§ **Problem to solve**
Write out all the entries word for word and omit any pictures.
BEGIN Supplied records
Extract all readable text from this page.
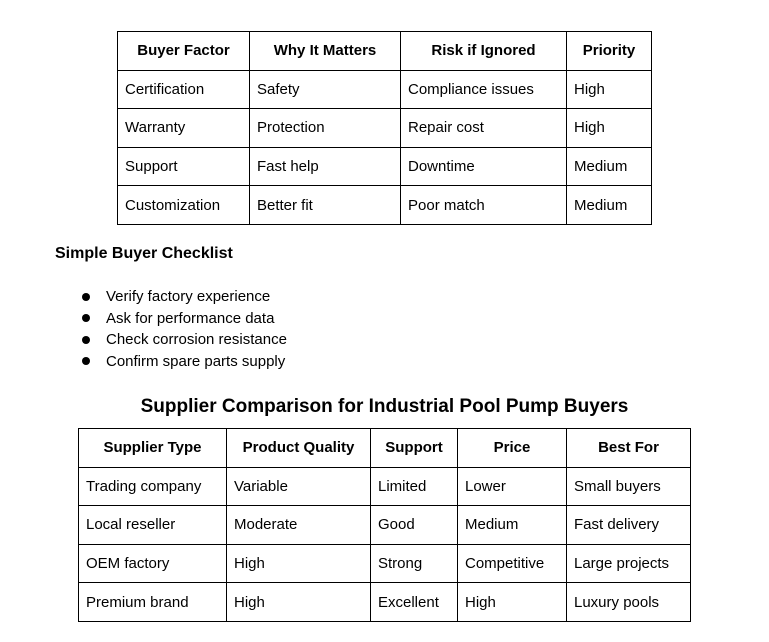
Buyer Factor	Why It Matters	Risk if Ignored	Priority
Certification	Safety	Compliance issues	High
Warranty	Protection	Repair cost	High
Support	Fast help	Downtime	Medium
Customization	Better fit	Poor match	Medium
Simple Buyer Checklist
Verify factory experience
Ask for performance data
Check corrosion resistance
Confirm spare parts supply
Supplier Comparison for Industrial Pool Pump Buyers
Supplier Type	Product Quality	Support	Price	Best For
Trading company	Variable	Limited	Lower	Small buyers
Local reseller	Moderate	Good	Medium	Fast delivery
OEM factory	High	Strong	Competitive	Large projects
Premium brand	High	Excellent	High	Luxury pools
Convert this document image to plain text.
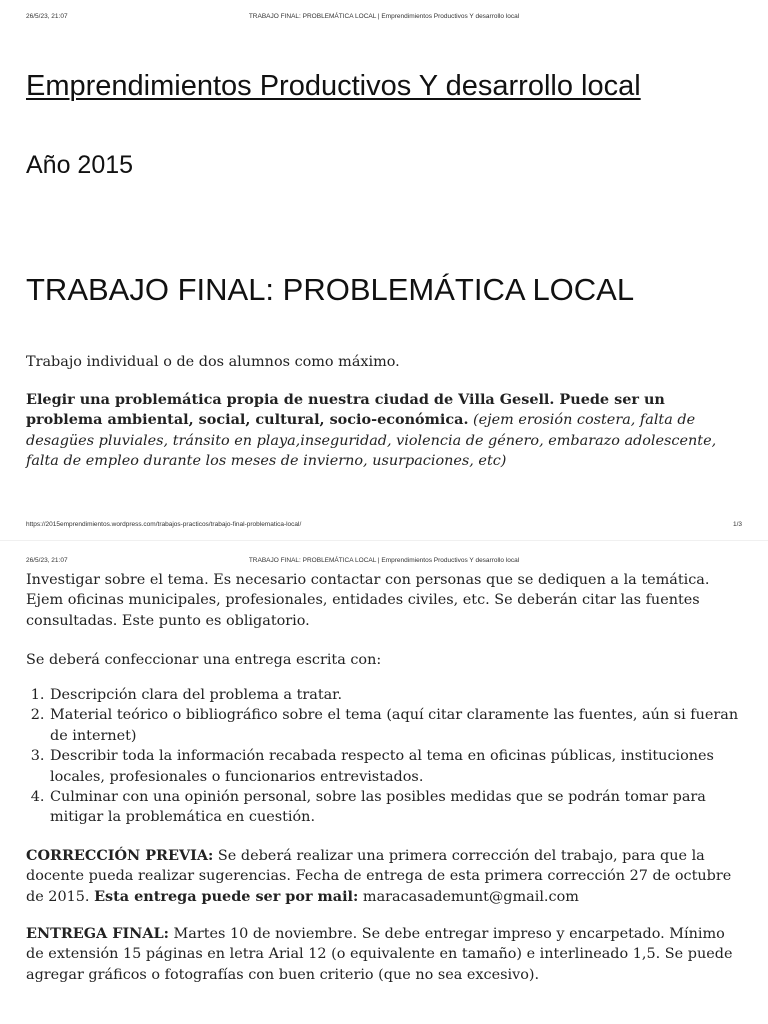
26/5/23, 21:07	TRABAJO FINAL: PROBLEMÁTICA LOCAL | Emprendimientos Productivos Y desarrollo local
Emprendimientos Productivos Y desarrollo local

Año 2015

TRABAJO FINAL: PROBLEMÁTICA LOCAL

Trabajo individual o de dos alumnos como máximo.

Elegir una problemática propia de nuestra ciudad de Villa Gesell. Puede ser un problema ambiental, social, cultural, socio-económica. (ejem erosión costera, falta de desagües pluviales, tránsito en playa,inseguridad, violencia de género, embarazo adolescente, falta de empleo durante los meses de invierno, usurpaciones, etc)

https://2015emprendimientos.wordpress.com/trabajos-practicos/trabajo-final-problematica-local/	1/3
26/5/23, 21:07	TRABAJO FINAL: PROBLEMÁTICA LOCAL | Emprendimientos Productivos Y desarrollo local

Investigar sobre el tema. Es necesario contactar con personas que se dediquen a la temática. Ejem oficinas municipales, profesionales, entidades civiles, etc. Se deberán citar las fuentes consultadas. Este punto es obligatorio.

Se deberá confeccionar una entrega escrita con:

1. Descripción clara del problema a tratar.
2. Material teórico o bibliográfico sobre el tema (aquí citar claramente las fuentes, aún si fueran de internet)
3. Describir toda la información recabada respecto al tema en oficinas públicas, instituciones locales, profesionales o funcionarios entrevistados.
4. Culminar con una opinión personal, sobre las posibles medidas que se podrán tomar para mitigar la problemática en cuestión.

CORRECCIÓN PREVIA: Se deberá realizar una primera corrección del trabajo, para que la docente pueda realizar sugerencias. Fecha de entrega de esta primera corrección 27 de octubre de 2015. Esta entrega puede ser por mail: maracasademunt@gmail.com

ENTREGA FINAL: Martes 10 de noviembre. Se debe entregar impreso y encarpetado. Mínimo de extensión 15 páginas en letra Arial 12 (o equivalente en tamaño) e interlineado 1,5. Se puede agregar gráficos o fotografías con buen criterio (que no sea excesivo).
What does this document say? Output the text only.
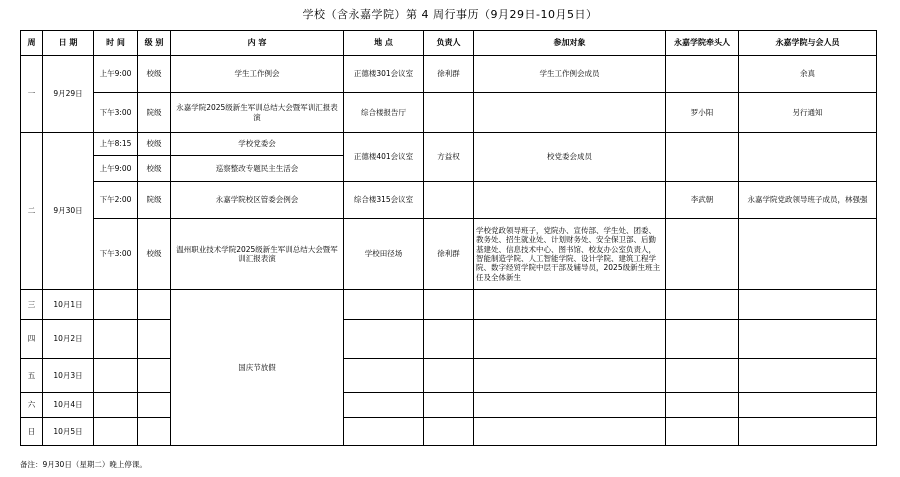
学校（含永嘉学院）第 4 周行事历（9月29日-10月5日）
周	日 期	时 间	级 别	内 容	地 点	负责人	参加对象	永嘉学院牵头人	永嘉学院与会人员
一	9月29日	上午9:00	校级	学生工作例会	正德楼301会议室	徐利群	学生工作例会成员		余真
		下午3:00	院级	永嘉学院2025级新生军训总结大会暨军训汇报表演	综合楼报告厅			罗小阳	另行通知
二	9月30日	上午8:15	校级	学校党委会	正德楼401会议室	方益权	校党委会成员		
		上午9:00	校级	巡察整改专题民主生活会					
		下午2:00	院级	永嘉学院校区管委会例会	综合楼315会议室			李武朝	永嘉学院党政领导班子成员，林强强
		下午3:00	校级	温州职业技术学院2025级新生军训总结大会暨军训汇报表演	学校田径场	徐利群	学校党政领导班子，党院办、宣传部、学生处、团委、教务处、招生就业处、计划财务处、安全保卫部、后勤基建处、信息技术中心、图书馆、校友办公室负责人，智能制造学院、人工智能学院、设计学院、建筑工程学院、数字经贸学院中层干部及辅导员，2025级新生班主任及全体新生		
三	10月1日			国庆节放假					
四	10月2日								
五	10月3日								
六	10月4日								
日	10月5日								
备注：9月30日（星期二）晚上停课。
END Supplied records
§ **Solution to the problem**
Extract all readable text from this page.
Buyer Factor	Why It Matters	Risk if Ignored	Priority
Certification	Safety	Compliance issues	High
Warranty	Protection	Repair cost	High
Support	Fast help	Downtime	Medium
Customization	Better fit	Poor match	Medium
Simple Buyer Checklist
Verify factory experience
Ask for performance data
Check corrosion resistance
Confirm spare parts supply
Supplier Comparison for Industrial Pool Pump Buyers
Supplier Type	Product Quality	Support	Price	Best For
Trading company	Variable	Limited	Lower	Small buyers
Local reseller	Moderate	Good	Medium	Fast delivery
OEM factory	High	Strong	Competitive	Large projects
Premium brand	High	Excellent	High	Luxury pools
Convert this document image to plain text.
26/5/23, 21:07	TRABAJO FINAL: PROBLEMÁTICA LOCAL | Emprendimientos Productivos Y desarrollo local
Emprendimientos Productivos Y desarrollo local

Año 2015

TRABAJO FINAL: PROBLEMÁTICA LOCAL

Trabajo individual o de dos alumnos como máximo.

Elegir una problemática propia de nuestra ciudad de Villa Gesell. Puede ser un problema ambiental, social, cultural, socio-económica. (ejem erosión costera, falta de desagües pluviales, tránsito en playa,inseguridad, violencia de género, embarazo adolescente, falta de empleo durante los meses de invierno, usurpaciones, etc)

https://2015emprendimientos.wordpress.com/trabajos-practicos/trabajo-final-problematica-local/	1/3
26/5/23, 21:07	TRABAJO FINAL: PROBLEMÁTICA LOCAL | Emprendimientos Productivos Y desarrollo local

Investigar sobre el tema. Es necesario contactar con personas que se dediquen a la temática. Ejem oficinas municipales, profesionales, entidades civiles, etc. Se deberán citar las fuentes consultadas. Este punto es obligatorio.

Se deberá confeccionar una entrega escrita con:

1. Descripción clara del problema a tratar.
2. Material teórico o bibliográfico sobre el tema (aquí citar claramente las fuentes, aún si fueran de internet)
3. Describir toda la información recabada respecto al tema en oficinas públicas, instituciones locales, profesionales o funcionarios entrevistados.
4. Culminar con una opinión personal, sobre las posibles medidas que se podrán tomar para mitigar la problemática en cuestión.

CORRECCIÓN PREVIA: Se deberá realizar una primera corrección del trabajo, para que la docente pueda realizar sugerencias. Fecha de entrega de esta primera corrección 27 de octubre de 2015. Esta entrega puede ser por mail: maracasademunt@gmail.com

ENTREGA FINAL: Martes 10 de noviembre. Se debe entregar impreso y encarpetado. Mínimo de extensión 15 páginas en letra Arial 12 (o equivalente en tamaño) e interlineado 1,5. Se puede agregar gráficos o fotografías con buen criterio (que no sea excesivo).
What does this document say? Output the text only.
学校（含永嘉学院）第 4 周行事历（9月29日-10月5日）
周	日 期	时 间	级 别	内 容	地 点	负责人	参加对象	永嘉学院牵头人	永嘉学院与会人员
一	9月29日	上午9:00	校级	学生工作例会	正德楼301会议室	徐利群	学生工作例会成员		余真
		下午3:00	院级	永嘉学院2025级新生军训总结大会暨军训汇报表演	综合楼报告厅			罗小阳	另行通知
二	9月30日	上午8:15	校级	学校党委会	正德楼401会议室	方益权	校党委会成员		
		上午9:00	校级	巡察整改专题民主生活会					
		下午2:00	院级	永嘉学院校区管委会例会	综合楼315会议室			李武朝	永嘉学院党政领导班子成员，林强强
		下午3:00	校级	温州职业技术学院2025级新生军训总结大会暨军训汇报表演	学校田径场	徐利群	学校党政领导班子，党院办、宣传部、学生处、团委、教务处、招生就业处、计划财务处、安全保卫部、后勤基建处、信息技术中心、图书馆、校友办公室负责人，智能制造学院、人工智能学院、设计学院、建筑工程学院、数字经贸学院中层干部及辅导员，2025级新生班主任及全体新生		
三	10月1日			国庆节放假					
四	10月2日								
五	10月3日								
六	10月4日								
日	10月5日								
备注：9月30日（星期二）晚上停课。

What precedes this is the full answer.